**Goal of the exercise:**
Reproduce each record below exactly as written.

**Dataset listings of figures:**
-- begin --

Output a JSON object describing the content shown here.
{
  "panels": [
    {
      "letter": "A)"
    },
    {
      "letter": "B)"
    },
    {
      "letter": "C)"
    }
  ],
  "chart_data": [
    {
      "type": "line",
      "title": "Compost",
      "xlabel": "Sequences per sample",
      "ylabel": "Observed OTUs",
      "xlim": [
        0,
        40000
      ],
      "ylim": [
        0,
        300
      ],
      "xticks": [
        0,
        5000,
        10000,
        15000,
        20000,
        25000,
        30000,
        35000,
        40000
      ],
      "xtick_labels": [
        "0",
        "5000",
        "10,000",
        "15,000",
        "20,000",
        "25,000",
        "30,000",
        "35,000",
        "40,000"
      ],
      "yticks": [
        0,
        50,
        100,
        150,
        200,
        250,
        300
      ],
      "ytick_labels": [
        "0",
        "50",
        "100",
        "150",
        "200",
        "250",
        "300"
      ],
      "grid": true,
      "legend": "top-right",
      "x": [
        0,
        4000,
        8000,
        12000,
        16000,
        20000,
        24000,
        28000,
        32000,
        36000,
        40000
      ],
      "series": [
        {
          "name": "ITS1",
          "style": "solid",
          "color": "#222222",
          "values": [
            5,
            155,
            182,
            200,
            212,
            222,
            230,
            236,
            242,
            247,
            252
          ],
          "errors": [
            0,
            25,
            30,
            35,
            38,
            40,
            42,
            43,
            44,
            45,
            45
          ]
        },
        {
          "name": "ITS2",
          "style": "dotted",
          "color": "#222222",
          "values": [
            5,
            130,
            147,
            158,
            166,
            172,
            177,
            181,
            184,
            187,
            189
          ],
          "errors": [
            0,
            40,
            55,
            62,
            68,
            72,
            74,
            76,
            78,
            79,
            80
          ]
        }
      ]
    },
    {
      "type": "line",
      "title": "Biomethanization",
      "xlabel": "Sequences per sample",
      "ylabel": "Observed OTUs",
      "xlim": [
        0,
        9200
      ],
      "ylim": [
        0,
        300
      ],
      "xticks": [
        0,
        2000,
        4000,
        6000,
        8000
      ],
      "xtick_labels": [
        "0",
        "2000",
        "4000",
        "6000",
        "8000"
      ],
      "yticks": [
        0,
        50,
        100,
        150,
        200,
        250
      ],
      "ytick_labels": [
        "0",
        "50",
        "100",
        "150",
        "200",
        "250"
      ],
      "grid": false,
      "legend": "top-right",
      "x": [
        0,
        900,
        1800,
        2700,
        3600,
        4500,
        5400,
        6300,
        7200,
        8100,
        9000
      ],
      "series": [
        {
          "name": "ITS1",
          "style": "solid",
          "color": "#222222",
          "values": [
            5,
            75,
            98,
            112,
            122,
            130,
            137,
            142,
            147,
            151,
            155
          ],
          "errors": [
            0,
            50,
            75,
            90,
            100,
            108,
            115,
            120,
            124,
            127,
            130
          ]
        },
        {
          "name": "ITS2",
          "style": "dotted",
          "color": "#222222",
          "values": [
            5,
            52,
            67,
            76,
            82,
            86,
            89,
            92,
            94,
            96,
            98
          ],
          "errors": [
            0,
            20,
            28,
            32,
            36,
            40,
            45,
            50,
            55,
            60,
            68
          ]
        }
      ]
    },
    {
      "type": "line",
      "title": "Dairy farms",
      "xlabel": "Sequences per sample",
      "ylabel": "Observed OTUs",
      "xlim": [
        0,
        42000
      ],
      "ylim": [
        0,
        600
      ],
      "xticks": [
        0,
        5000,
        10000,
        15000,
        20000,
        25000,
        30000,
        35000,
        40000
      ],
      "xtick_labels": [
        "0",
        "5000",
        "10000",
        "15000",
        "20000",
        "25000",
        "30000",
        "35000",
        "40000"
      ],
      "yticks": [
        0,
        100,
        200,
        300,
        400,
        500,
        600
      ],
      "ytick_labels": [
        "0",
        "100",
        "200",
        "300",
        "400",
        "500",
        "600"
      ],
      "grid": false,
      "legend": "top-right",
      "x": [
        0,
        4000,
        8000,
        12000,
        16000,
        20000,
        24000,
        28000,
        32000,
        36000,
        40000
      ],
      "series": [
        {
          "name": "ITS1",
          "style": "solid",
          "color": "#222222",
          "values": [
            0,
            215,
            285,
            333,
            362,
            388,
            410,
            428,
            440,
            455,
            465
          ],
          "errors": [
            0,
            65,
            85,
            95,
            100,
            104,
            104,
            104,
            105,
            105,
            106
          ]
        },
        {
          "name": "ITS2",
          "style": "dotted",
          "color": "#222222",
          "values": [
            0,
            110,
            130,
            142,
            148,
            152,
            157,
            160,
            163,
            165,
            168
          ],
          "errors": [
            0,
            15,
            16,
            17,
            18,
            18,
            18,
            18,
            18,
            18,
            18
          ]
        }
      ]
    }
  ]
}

-- end --

**Task output:**
Output a JSON object describing the content shown here.
{
  "panels": [
    {
      "letter": "A)"
    },
    {
      "letter": "B)"
    },
    {
      "letter": "C)"
    }
  ],
  "chart_data": [
    {
      "type": "line",
      "title": "Compost",
      "xlabel": "Sequences per sample",
      "ylabel": "Observed OTUs",
      "xlim": [
        0,
        40000
      ],
      "ylim": [
        0,
        300
      ],
      "xticks": [
        0,
        5000,
        10000,
        15000,
        20000,
        25000,
        30000,
        35000,
        40000
      ],
      "xtick_labels": [
        "0",
        "5000",
        "10,000",
        "15,000",
        "20,000",
        "25,000",
        "30,000",
        "35,000",
        "40,000"
      ],
      "yticks": [
        0,
        50,
        100,
        150,
        200,
        250,
        300
      ],
      "ytick_labels": [
        "0",
        "50",
        "100",
        "150",
        "200",
        "250",
        "300"
      ],
      "grid": true,
      "legend": "top-right",
      "x": [
        0,
        4000,
        8000,
        12000,
        16000,
        20000,
        24000,
        28000,
        32000,
        36000,
        40000
      ],
      "series": [
        {
          "name": "ITS1",
          "style": "solid",
          "color": "#222222",
          "values": [
            5,
            155,
            182,
            200,
            212,
            222,
            230,
            236,
            242,
            247,
            252
          ],
          "errors": [
            0,
            25,
            30,
            35,
            38,
            40,
            42,
            43,
            44,
            45,
            45
          ]
        },
        {
          "name": "ITS2",
          "style": "dotted",
          "color": "#222222",
          "values": [
            5,
            130,
            147,
            158,
            166,
            172,
            177,
            181,
            184,
            187,
            189
          ],
          "errors": [
            0,
            40,
            55,
            62,
            68,
            72,
            74,
            76,
            78,
            79,
            80
          ]
        }
      ]
    },
    {
      "type": "line",
      "title": "Biomethanization",
      "xlabel": "Sequences per sample",
      "ylabel": "Observed OTUs",
      "xlim": [
        0,
        9200
      ],
      "ylim": [
        0,
        300
      ],
      "xticks": [
        0,
        2000,
        4000,
        6000,
        8000
      ],
      "xtick_labels": [
        "0",
        "2000",
        "4000",
        "6000",
        "8000"
      ],
      "yticks": [
        0,
        50,
        100,
        150,
        200,
        250
      ],
      "ytick_labels": [
        "0",
        "50",
        "100",
        "150",
        "200",
        "250"
      ],
      "grid": false,
      "legend": "top-right",
      "x": [
        0,
        900,
        1800,
        2700,
        3600,
        4500,
        5400,
        6300,
        7200,
        8100,
        9000
      ],
      "series": [
        {
          "name": "ITS1",
          "style": "solid",
          "color": "#222222",
          "values": [
            5,
            75,
            98,
            112,
            122,
            130,
            137,
            142,
            147,
            151,
            155
          ],
          "errors": [
            0,
            50,
            75,
            90,
            100,
            108,
            115,
            120,
            124,
            127,
            130
          ]
        },
        {
          "name": "ITS2",
          "style": "dotted",
          "color": "#222222",
          "values": [
            5,
            52,
            67,
            76,
            82,
            86,
            89,
            92,
            94,
            96,
            98
          ],
          "errors": [
            0,
            20,
            28,
            32,
            36,
            40,
            45,
            50,
            55,
            60,
            68
          ]
        }
      ]
    },
    {
      "type": "line",
      "title": "Dairy farms",
      "xlabel": "Sequences per sample",
      "ylabel": "Observed OTUs",
      "xlim": [
        0,
        42000
      ],
      "ylim": [
        0,
        600
      ],
      "xticks": [
        0,
        5000,
        10000,
        15000,
        20000,
        25000,
        30000,
        35000,
        40000
      ],
      "xtick_labels": [
        "0",
        "5000",
        "10000",
        "15000",
        "20000",
        "25000",
        "30000",
        "35000",
        "40000"
      ],
      "yticks": [
        0,
        100,
        200,
        300,
        400,
        500,
        600
      ],
      "ytick_labels": [
        "0",
        "100",
        "200",
        "300",
        "400",
        "500",
        "600"
      ],
      "grid": false,
      "legend": "top-right",
      "x": [
        0,
        4000,
        8000,
        12000,
        16000,
        20000,
        24000,
        28000,
        32000,
        36000,
        40000
      ],
      "series": [
        {
          "name": "ITS1",
          "style": "solid",
          "color": "#222222",
          "values": [
            0,
            215,
            285,
            333,
            362,
            388,
            410,
            428,
            440,
            455,
            465
          ],
          "errors": [
            0,
            65,
            85,
            95,
            100,
            104,
            104,
            104,
            105,
            105,
            106
          ]
        },
        {
          "name": "ITS2",
          "style": "dotted",
          "color": "#222222",
          "values": [
            0,
            110,
            130,
            142,
            148,
            152,
            157,
            160,
            163,
            165,
            168
          ],
          "errors": [
            0,
            15,
            16,
            17,
            18,
            18,
            18,
            18,
            18,
            18,
            18
          ]
        }
      ]
    }
  ]
}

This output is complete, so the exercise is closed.